The exercise:
The listing below should be copied in full, word for word.

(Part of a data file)

__________

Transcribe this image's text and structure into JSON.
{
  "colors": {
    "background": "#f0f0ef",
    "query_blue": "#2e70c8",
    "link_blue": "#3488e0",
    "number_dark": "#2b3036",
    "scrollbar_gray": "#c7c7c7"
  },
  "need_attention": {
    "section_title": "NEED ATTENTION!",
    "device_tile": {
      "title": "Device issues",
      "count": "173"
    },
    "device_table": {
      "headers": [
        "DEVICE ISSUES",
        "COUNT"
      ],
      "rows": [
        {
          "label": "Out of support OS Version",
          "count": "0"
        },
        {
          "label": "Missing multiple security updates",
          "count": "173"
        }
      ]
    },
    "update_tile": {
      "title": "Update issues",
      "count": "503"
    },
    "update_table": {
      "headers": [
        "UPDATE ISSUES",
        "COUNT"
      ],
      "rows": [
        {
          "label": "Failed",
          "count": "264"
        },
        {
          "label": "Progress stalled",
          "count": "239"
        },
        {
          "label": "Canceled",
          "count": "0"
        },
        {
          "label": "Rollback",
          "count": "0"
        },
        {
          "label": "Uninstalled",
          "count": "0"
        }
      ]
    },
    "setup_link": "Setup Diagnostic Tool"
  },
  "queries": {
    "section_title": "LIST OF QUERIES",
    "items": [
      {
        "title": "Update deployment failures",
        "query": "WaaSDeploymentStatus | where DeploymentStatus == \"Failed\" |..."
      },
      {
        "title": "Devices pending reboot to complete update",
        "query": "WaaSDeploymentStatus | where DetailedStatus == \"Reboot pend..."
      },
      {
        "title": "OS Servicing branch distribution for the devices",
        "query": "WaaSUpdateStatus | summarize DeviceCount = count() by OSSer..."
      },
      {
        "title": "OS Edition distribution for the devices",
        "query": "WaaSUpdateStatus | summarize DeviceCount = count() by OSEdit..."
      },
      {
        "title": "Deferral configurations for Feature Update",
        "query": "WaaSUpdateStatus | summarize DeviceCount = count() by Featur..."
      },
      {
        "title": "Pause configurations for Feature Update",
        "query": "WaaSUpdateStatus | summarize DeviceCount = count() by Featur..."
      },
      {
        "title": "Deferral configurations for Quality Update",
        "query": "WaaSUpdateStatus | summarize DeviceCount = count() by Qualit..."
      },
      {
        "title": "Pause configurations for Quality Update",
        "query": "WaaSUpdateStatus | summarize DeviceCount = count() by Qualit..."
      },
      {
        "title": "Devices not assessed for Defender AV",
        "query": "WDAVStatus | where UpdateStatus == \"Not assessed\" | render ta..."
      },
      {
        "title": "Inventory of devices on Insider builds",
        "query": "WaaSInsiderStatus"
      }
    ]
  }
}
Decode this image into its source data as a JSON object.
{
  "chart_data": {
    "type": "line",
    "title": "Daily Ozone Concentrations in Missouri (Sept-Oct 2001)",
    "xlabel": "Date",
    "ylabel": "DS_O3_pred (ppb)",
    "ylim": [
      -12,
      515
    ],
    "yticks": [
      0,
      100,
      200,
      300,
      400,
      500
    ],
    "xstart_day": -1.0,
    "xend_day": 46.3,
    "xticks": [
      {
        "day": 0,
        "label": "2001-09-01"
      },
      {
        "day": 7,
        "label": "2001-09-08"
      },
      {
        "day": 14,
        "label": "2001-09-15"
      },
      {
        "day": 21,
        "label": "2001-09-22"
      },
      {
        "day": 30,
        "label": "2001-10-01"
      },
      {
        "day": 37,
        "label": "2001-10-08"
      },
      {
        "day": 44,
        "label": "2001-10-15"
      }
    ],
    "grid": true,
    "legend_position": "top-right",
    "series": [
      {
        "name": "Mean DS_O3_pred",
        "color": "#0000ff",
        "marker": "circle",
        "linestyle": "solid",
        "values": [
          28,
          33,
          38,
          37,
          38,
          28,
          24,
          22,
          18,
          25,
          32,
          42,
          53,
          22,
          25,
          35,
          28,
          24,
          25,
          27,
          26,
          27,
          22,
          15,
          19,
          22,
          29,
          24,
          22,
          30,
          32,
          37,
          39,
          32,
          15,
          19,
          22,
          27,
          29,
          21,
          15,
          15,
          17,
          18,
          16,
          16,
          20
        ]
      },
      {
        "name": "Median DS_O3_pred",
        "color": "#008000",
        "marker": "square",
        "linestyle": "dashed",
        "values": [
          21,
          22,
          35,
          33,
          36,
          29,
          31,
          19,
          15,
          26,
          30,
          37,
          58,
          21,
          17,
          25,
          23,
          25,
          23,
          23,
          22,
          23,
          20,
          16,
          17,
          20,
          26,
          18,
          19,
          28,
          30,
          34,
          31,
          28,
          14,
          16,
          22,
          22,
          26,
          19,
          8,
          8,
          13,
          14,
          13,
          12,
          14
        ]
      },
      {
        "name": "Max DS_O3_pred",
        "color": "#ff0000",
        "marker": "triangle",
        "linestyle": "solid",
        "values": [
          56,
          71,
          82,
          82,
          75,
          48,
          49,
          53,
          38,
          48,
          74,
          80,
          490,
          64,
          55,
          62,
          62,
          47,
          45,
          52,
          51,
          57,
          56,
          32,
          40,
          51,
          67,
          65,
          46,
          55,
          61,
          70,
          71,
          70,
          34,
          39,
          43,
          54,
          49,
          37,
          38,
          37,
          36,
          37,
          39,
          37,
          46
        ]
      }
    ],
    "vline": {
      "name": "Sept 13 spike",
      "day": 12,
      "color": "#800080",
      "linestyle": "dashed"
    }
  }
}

__________

Result:
Transcribe this image's text and structure into JSON.
{
  "colors": {
    "background": "#f0f0ef",
    "query_blue": "#2e70c8",
    "link_blue": "#3488e0",
    "number_dark": "#2b3036",
    "scrollbar_gray": "#c7c7c7"
  },
  "need_attention": {
    "section_title": "NEED ATTENTION!",
    "device_tile": {
      "title": "Device issues",
      "count": "173"
    },
    "device_table": {
      "headers": [
        "DEVICE ISSUES",
        "COUNT"
      ],
      "rows": [
        {
          "label": "Out of support OS Version",
          "count": "0"
        },
        {
          "label": "Missing multiple security updates",
          "count": "173"
        }
      ]
    },
    "update_tile": {
      "title": "Update issues",
      "count": "503"
    },
    "update_table": {
      "headers": [
        "UPDATE ISSUES",
        "COUNT"
      ],
      "rows": [
        {
          "label": "Failed",
          "count": "264"
        },
        {
          "label": "Progress stalled",
          "count": "239"
        },
        {
          "label": "Canceled",
          "count": "0"
        },
        {
          "label": "Rollback",
          "count": "0"
        },
        {
          "label": "Uninstalled",
          "count": "0"
        }
      ]
    },
    "setup_link": "Setup Diagnostic Tool"
  },
  "queries": {
    "section_title": "LIST OF QUERIES",
    "items": [
      {
        "title": "Update deployment failures",
        "query": "WaaSDeploymentStatus | where DeploymentStatus == \"Failed\" |..."
      },
      {
        "title": "Devices pending reboot to complete update",
        "query": "WaaSDeploymentStatus | where DetailedStatus == \"Reboot pend..."
      },
      {
        "title": "OS Servicing branch distribution for the devices",
        "query": "WaaSUpdateStatus | summarize DeviceCount = count() by OSSer..."
      },
      {
        "title": "OS Edition distribution for the devices",
        "query": "WaaSUpdateStatus | summarize DeviceCount = count() by OSEdit..."
      },
      {
        "title": "Deferral configurations for Feature Update",
        "query": "WaaSUpdateStatus | summarize DeviceCount = count() by Featur..."
      },
      {
        "title": "Pause configurations for Feature Update",
        "query": "WaaSUpdateStatus | summarize DeviceCount = count() by Featur..."
      },
      {
        "title": "Deferral configurations for Quality Update",
        "query": "WaaSUpdateStatus | summarize DeviceCount = count() by Qualit..."
      },
      {
        "title": "Pause configurations for Quality Update",
        "query": "WaaSUpdateStatus | summarize DeviceCount = count() by Qualit..."
      },
      {
        "title": "Devices not assessed for Defender AV",
        "query": "WDAVStatus | where UpdateStatus == \"Not assessed\" | render ta..."
      },
      {
        "title": "Inventory of devices on Insider builds",
        "query": "WaaSInsiderStatus"
      }
    ]
  }
}
Decode this image into its source data as a JSON object.
{
  "chart_data": {
    "type": "line",
    "title": "Daily Ozone Concentrations in Missouri (Sept-Oct 2001)",
    "xlabel": "Date",
    "ylabel": "DS_O3_pred (ppb)",
    "ylim": [
      -12,
      515
    ],
    "yticks": [
      0,
      100,
      200,
      300,
      400,
      500
    ],
    "xstart_day": -1.0,
    "xend_day": 46.3,
    "xticks": [
      {
        "day": 0,
        "label": "2001-09-01"
      },
      {
        "day": 7,
        "label": "2001-09-08"
      },
      {
        "day": 14,
        "label": "2001-09-15"
      },
      {
        "day": 21,
        "label": "2001-09-22"
      },
      {
        "day": 30,
        "label": "2001-10-01"
      },
      {
        "day": 37,
        "label": "2001-10-08"
      },
      {
        "day": 44,
        "label": "2001-10-15"
      }
    ],
    "grid": true,
    "legend_position": "top-right",
    "series": [
      {
        "name": "Mean DS_O3_pred",
        "color": "#0000ff",
        "marker": "circle",
        "linestyle": "solid",
        "values": [
          28,
          33,
          38,
          37,
          38,
          28,
          24,
          22,
          18,
          25,
          32,
          42,
          53,
          22,
          25,
          35,
          28,
          24,
          25,
          27,
          26,
          27,
          22,
          15,
          19,
          22,
          29,
          24,
          22,
          30,
          32,
          37,
          39,
          32,
          15,
          19,
          22,
          27,
          29,
          21,
          15,
          15,
          17,
          18,
          16,
          16,
          20
        ]
      },
      {
        "name": "Median DS_O3_pred",
        "color": "#008000",
        "marker": "square",
        "linestyle": "dashed",
        "values": [
          21,
          22,
          35,
          33,
          36,
          29,
          31,
          19,
          15,
          26,
          30,
          37,
          58,
          21,
          17,
          25,
          23,
          25,
          23,
          23,
          22,
          23,
          20,
          16,
          17,
          20,
          26,
          18,
          19,
          28,
          30,
          34,
          31,
          28,
          14,
          16,
          22,
          22,
          26,
          19,
          8,
          8,
          13,
          14,
          13,
          12,
          14
        ]
      },
      {
        "name": "Max DS_O3_pred",
        "color": "#ff0000",
        "marker": "triangle",
        "linestyle": "solid",
        "values": [
          56,
          71,
          82,
          82,
          75,
          48,
          49,
          53,
          38,
          48,
          74,
          80,
          490,
          64,
          55,
          62,
          62,
          47,
          45,
          52,
          51,
          57,
          56,
          32,
          40,
          51,
          67,
          65,
          46,
          55,
          61,
          70,
          71,
          70,
          34,
          39,
          43,
          54,
          49,
          37,
          38,
          37,
          36,
          37,
          39,
          37,
          46
        ]
      }
    ],
    "vline": {
      "name": "Sept 13 spike",
      "day": 12,
      "color": "#800080",
      "linestyle": "dashed"
    }
  }
}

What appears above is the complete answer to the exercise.